**TASK GOAL:** Count how many lines contain the word "scheitert". Respond with the number alone.

-- Begin TASK DATA --

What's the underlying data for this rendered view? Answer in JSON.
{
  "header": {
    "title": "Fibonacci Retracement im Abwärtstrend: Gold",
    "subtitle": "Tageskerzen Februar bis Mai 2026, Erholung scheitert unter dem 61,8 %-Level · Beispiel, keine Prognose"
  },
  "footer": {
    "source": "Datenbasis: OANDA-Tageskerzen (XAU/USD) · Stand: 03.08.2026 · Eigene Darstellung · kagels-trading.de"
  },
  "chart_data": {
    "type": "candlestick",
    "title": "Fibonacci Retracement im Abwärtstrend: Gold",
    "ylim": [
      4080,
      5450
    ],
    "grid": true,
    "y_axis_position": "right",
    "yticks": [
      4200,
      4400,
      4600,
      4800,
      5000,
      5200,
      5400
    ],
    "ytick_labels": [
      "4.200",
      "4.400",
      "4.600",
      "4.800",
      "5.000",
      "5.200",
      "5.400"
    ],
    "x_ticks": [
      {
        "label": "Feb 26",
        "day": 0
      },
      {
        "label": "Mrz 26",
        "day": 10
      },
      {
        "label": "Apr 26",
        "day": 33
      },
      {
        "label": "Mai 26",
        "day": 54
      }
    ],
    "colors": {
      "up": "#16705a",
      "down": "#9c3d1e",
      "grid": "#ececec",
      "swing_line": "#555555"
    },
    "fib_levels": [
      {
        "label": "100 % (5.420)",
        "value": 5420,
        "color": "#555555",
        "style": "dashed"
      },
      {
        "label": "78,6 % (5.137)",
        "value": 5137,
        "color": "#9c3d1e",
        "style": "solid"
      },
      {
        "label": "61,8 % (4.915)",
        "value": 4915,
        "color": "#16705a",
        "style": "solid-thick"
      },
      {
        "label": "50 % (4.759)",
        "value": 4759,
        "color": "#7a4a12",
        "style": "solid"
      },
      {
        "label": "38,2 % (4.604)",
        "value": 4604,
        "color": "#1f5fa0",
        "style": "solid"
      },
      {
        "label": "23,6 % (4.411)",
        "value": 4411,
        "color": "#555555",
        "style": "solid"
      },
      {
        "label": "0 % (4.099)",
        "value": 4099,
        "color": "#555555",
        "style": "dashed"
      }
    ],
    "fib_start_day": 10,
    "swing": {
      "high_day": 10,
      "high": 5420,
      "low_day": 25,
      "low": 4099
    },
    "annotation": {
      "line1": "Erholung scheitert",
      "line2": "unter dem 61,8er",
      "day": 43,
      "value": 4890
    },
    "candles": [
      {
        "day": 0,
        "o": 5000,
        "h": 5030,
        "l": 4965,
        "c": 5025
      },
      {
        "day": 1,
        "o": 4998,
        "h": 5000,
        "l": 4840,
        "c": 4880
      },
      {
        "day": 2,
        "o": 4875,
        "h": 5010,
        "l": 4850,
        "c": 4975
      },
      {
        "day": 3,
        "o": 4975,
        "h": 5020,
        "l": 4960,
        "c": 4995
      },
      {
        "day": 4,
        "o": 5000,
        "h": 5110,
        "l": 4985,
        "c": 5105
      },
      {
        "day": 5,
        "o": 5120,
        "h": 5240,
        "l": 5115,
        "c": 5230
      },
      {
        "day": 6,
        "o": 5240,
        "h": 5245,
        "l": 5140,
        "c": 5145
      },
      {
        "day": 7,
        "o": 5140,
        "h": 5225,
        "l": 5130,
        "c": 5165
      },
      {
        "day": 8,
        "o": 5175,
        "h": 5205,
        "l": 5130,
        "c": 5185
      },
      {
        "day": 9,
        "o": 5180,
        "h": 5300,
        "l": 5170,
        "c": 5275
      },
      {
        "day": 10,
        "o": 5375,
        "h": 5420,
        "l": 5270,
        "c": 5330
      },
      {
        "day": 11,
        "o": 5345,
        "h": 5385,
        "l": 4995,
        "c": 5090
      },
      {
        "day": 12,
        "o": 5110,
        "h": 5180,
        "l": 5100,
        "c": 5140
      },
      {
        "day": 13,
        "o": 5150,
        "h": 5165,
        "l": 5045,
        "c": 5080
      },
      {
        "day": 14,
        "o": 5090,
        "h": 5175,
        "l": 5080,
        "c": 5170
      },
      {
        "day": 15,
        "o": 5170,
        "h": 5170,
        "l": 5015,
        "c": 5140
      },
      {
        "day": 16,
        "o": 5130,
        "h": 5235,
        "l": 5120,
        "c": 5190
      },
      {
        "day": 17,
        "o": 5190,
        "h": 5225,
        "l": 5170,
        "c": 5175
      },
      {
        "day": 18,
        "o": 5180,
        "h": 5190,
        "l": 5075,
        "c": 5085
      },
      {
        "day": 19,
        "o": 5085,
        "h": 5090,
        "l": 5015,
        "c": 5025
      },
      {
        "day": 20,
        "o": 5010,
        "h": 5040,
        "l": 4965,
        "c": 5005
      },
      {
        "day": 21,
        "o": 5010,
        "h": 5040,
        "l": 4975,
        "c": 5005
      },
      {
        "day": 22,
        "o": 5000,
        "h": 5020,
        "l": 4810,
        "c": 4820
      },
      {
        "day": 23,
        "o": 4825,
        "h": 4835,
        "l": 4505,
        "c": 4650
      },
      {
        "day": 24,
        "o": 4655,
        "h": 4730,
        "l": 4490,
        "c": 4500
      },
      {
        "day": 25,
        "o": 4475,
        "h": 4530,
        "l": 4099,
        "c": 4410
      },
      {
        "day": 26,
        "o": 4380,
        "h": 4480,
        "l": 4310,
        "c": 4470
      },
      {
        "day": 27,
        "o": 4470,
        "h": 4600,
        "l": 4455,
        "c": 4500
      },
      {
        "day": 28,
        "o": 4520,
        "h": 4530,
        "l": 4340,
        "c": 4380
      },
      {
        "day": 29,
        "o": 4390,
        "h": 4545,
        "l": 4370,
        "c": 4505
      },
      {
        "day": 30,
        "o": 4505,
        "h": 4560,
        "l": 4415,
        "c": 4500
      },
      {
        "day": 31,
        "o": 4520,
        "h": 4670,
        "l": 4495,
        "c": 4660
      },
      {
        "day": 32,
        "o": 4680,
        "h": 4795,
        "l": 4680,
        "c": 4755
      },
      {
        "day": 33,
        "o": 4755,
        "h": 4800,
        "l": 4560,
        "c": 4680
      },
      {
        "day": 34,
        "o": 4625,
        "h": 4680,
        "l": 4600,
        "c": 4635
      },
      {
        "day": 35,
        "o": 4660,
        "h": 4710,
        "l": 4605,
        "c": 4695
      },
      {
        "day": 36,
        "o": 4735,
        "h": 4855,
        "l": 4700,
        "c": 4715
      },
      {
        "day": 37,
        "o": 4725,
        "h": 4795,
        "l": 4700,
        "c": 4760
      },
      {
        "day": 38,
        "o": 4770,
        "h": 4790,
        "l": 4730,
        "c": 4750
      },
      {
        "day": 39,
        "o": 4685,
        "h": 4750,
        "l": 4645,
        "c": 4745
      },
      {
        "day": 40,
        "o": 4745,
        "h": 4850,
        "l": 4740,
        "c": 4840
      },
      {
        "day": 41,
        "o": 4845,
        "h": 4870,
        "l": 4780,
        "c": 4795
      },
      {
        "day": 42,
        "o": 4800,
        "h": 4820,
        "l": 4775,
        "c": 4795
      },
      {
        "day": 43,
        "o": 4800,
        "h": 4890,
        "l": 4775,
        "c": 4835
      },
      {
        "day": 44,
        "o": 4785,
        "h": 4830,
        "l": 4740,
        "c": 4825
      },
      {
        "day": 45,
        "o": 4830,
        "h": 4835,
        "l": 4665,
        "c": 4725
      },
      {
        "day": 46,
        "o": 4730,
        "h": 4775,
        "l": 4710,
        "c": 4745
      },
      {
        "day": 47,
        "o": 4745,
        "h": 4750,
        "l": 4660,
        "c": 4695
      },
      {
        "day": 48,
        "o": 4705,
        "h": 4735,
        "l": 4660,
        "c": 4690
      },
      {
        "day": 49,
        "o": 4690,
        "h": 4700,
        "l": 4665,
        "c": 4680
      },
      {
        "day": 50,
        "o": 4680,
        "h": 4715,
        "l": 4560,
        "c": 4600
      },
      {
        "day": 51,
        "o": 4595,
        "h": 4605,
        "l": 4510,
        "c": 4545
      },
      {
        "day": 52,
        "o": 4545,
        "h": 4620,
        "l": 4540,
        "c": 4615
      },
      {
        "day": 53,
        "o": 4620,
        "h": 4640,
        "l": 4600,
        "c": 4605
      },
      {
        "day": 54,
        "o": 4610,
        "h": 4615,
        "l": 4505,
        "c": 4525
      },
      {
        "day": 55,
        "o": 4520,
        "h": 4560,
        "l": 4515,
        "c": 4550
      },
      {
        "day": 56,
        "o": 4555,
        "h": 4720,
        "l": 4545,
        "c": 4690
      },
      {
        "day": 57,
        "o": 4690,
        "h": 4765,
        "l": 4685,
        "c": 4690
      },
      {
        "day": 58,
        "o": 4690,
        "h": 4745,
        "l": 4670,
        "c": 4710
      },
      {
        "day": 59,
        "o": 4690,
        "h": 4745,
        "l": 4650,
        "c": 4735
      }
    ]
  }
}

-- End TASK DATA --

**RIGHT ANSWER:** 2